## Problem description
Repeat only the lines from the one holding "Give me a plain-text" down to the last line of the listing below, including both of those lines.

** START **

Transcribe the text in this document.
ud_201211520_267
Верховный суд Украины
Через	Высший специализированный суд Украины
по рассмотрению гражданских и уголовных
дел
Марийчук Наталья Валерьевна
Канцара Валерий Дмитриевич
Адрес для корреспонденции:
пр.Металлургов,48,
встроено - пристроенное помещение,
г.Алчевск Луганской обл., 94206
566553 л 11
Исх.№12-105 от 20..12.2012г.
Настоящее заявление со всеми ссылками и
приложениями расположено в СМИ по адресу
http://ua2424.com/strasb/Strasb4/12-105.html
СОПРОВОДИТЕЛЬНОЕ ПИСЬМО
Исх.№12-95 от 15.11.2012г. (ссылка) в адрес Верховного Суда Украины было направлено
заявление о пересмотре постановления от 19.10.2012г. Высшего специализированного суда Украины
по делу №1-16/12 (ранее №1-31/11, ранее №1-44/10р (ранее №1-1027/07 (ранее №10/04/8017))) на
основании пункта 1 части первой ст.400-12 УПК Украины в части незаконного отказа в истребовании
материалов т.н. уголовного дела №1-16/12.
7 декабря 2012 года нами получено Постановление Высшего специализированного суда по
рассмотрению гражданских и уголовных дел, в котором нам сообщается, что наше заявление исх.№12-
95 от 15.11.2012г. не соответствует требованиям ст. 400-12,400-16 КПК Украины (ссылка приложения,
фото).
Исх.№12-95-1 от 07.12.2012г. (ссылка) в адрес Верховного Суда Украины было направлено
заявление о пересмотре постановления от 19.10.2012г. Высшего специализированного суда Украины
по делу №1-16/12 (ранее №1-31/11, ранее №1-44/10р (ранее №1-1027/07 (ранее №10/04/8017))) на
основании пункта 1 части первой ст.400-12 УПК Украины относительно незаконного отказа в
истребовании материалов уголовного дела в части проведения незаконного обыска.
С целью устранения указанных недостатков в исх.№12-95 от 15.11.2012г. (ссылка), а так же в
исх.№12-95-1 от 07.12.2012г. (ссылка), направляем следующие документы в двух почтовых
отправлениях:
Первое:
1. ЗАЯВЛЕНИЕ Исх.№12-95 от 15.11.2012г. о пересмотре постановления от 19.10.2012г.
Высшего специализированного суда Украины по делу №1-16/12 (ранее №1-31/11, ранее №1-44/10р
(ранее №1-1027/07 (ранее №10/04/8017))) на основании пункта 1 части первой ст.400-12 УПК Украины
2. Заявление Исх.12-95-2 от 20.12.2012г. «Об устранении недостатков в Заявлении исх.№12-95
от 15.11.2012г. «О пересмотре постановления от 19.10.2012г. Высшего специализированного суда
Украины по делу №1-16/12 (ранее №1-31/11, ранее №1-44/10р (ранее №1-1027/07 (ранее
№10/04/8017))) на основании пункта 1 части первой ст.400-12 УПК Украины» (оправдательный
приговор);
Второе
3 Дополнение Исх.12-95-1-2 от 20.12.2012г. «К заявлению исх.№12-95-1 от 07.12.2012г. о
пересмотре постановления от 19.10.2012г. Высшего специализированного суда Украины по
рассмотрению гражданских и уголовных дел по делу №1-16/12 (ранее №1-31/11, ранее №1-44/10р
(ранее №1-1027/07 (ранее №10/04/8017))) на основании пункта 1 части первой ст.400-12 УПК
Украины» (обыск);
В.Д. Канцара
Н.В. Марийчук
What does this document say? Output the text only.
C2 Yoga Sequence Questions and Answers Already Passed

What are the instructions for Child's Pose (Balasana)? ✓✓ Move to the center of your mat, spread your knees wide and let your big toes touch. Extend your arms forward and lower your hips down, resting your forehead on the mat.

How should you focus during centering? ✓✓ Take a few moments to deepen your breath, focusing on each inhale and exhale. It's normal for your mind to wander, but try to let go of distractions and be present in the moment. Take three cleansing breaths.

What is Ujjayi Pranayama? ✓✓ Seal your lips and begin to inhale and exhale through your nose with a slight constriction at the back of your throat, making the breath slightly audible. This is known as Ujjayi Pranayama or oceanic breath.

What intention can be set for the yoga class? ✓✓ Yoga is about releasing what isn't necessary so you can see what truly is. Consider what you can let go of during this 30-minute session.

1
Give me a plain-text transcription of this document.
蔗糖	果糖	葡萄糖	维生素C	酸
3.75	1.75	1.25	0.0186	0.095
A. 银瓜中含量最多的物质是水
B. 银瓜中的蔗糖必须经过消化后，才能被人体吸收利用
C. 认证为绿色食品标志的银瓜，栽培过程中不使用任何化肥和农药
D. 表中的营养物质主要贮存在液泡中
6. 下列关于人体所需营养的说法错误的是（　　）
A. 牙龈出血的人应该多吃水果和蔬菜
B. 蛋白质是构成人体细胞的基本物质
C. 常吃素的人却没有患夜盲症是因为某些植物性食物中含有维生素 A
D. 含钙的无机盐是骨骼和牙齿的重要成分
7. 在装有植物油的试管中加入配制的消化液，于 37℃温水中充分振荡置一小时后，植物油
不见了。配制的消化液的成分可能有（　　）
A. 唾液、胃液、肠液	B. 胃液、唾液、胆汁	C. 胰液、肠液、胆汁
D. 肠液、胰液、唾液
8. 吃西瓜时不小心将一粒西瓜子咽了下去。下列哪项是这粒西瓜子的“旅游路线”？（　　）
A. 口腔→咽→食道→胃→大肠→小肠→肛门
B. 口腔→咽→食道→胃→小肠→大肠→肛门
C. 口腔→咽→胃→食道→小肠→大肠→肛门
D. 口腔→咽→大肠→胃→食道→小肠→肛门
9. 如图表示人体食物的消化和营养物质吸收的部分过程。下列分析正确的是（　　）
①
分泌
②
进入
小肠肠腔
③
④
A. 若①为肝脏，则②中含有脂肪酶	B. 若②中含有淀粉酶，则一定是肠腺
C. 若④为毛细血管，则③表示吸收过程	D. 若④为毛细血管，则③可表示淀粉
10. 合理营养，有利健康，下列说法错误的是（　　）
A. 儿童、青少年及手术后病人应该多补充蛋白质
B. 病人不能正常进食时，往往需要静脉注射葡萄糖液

** END **

## Result of this task
Give me a plain-text transcription of this document.
蔗糖	果糖	葡萄糖	维生素C	酸
3.75	1.75	1.25	0.0186	0.095
A. 银瓜中含量最多的物质是水
B. 银瓜中的蔗糖必须经过消化后，才能被人体吸收利用
C. 认证为绿色食品标志的银瓜，栽培过程中不使用任何化肥和农药
D. 表中的营养物质主要贮存在液泡中
6. 下列关于人体所需营养的说法错误的是（　　）
A. 牙龈出血的人应该多吃水果和蔬菜
B. 蛋白质是构成人体细胞的基本物质
C. 常吃素的人却没有患夜盲症是因为某些植物性食物中含有维生素 A
D. 含钙的无机盐是骨骼和牙齿的重要成分
7. 在装有植物油的试管中加入配制的消化液，于 37℃温水中充分振荡置一小时后，植物油
不见了。配制的消化液的成分可能有（　　）
A. 唾液、胃液、肠液	B. 胃液、唾液、胆汁	C. 胰液、肠液、胆汁
D. 肠液、胰液、唾液
8. 吃西瓜时不小心将一粒西瓜子咽了下去。下列哪项是这粒西瓜子的“旅游路线”？（　　）
A. 口腔→咽→食道→胃→大肠→小肠→肛门
B. 口腔→咽→食道→胃→小肠→大肠→肛门
C. 口腔→咽→胃→食道→小肠→大肠→肛门
D. 口腔→咽→大肠→胃→食道→小肠→肛门
9. 如图表示人体食物的消化和营养物质吸收的部分过程。下列分析正确的是（　　）
①
分泌
②
进入
小肠肠腔
③
④
A. 若①为肝脏，则②中含有脂肪酶	B. 若②中含有淀粉酶，则一定是肠腺
C. 若④为毛细血管，则③表示吸收过程	D. 若④为毛细血管，则③可表示淀粉
10. 合理营养，有利健康，下列说法错误的是（　　）
A. 儿童、青少年及手术后病人应该多补充蛋白质
B. 病人不能正常进食时，往往需要静脉注射葡萄糖液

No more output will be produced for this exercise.